» **Provided information**:
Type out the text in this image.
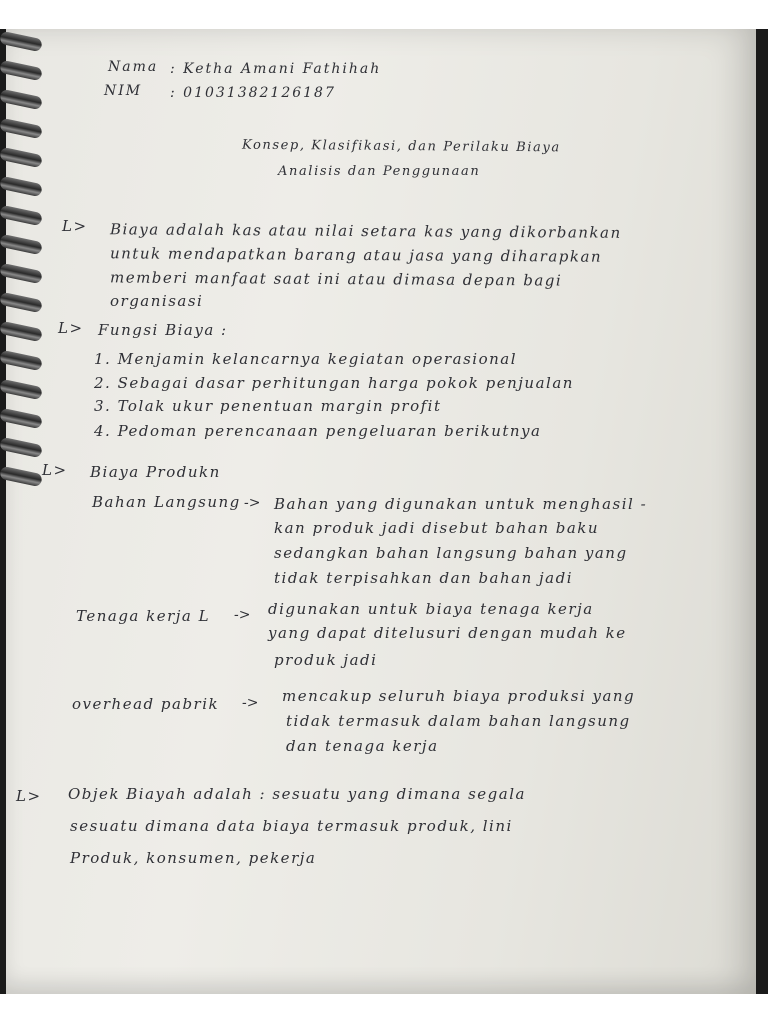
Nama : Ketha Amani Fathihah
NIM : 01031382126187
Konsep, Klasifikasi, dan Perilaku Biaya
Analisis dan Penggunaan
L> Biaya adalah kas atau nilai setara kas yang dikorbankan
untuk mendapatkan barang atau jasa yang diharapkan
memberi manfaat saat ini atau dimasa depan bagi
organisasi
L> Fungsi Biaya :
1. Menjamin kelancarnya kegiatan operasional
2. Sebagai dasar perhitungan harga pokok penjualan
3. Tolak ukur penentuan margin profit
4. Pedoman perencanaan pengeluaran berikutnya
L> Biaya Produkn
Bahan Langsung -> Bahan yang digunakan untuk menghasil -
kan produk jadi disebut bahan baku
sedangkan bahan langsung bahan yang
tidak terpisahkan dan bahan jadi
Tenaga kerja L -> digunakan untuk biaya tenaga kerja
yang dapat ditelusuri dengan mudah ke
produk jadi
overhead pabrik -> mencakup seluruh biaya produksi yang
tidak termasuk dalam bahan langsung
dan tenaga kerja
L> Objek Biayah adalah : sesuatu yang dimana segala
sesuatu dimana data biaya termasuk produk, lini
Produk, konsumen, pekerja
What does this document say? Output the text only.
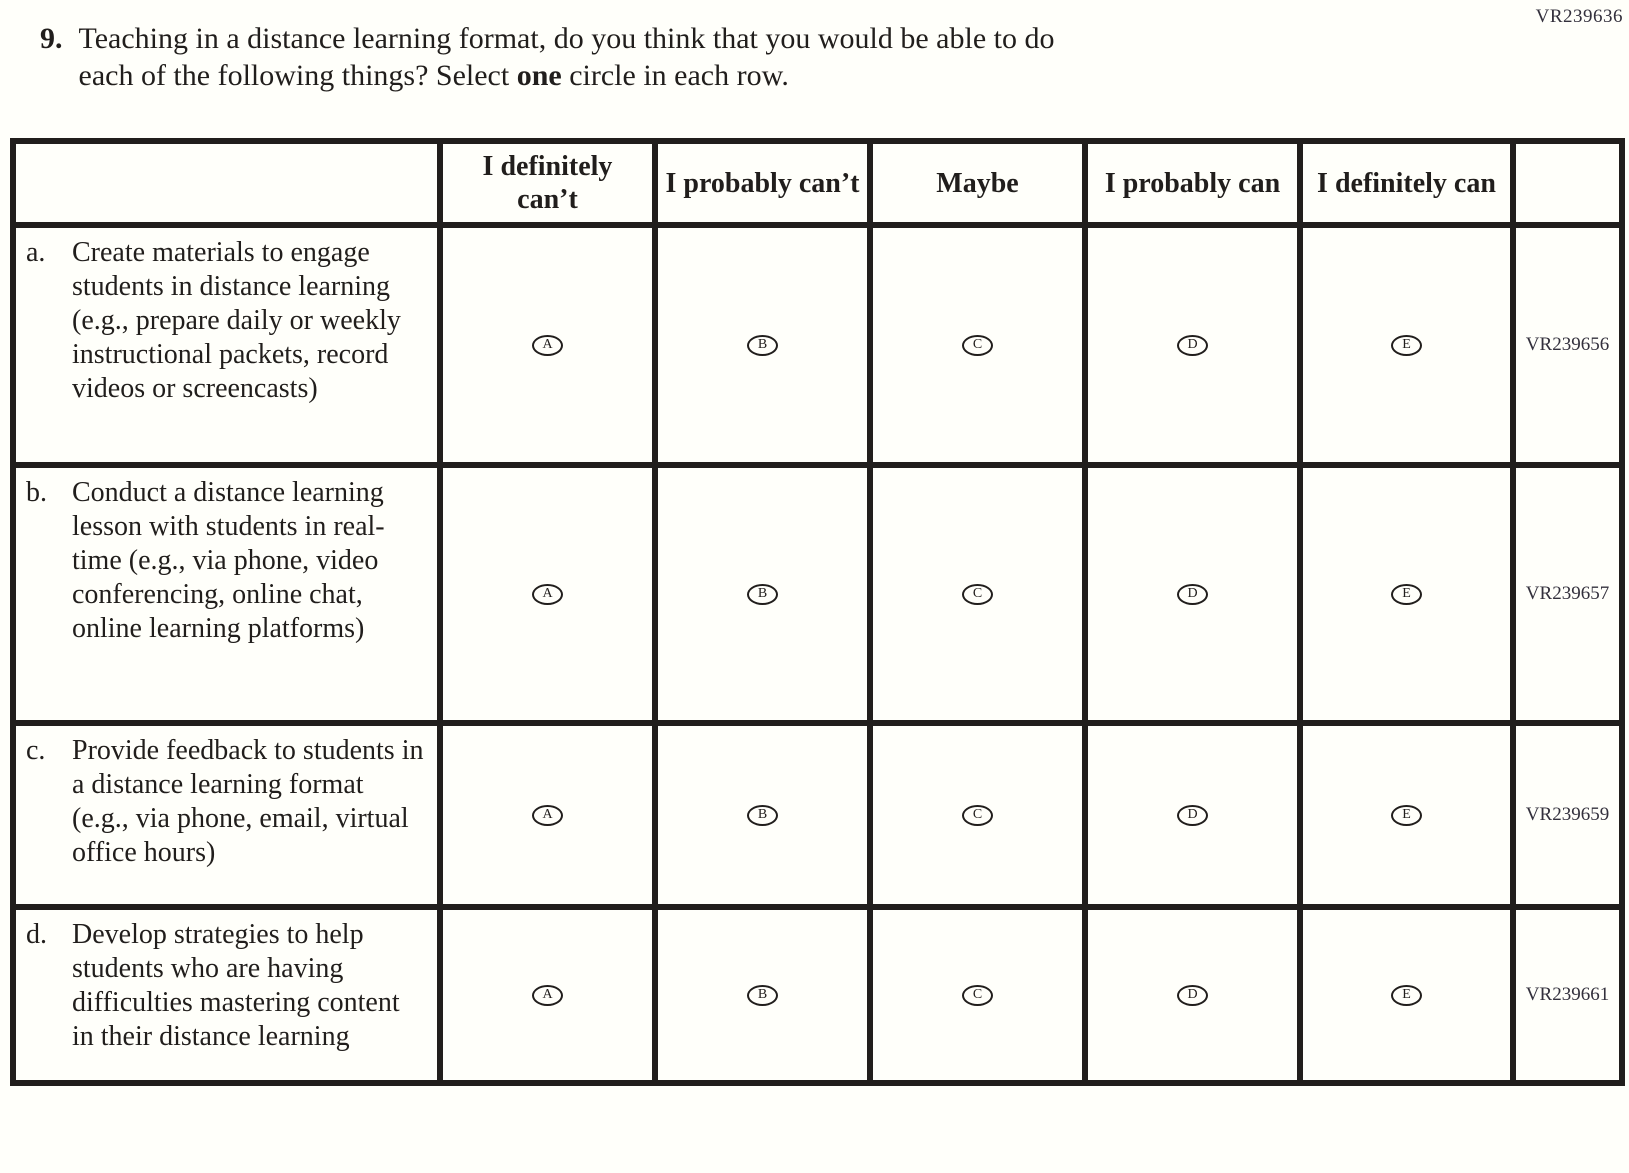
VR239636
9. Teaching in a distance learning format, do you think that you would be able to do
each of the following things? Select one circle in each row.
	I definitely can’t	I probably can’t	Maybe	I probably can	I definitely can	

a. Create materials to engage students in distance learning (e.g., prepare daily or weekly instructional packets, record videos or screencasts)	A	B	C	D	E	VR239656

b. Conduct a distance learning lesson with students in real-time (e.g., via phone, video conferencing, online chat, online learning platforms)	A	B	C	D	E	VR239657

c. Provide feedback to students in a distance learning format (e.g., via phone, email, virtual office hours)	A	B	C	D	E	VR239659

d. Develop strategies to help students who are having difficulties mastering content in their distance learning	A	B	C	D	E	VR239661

--

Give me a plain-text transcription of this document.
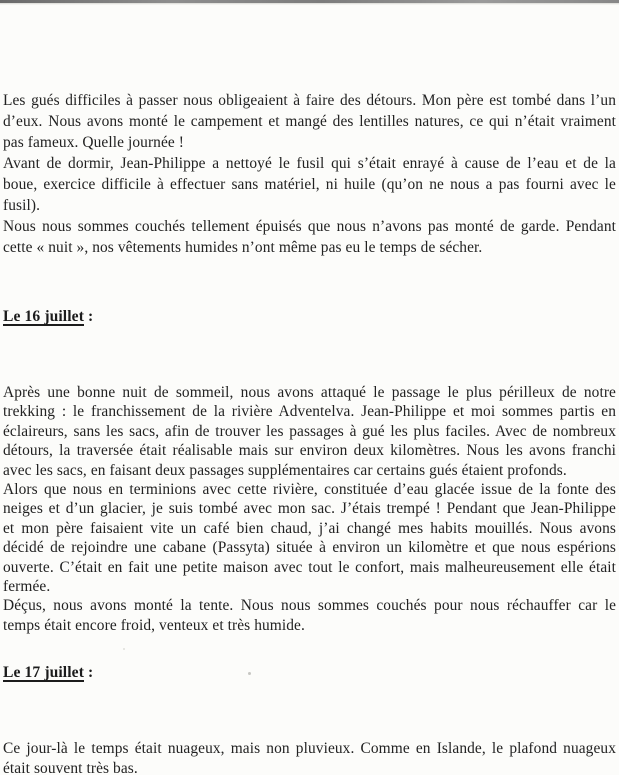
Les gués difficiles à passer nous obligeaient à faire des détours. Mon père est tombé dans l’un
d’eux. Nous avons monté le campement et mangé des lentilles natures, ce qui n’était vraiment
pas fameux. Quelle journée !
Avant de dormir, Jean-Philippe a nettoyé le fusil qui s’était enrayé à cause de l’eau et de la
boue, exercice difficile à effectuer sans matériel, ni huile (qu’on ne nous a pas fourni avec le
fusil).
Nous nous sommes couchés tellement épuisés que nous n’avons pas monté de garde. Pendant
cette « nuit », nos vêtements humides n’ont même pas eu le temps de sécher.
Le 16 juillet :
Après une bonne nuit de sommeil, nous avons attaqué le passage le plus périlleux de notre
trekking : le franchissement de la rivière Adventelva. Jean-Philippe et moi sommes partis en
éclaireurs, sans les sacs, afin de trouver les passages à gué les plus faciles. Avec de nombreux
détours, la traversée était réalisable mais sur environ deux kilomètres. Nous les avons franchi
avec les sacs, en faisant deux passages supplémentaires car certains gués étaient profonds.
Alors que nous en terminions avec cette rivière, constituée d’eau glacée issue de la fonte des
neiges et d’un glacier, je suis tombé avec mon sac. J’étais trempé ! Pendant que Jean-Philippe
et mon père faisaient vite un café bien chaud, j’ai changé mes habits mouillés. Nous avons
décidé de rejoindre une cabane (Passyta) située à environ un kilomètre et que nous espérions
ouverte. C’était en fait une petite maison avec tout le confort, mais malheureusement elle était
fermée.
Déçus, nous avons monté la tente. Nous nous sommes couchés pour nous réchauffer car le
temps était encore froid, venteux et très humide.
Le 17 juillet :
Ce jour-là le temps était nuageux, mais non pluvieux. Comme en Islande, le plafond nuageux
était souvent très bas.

» **What is required**: Select every line in the material above where the string "très" occurs, and copy it.

» **Written answer**:
temps était encore froid, venteux et très humide.
était souvent très bas.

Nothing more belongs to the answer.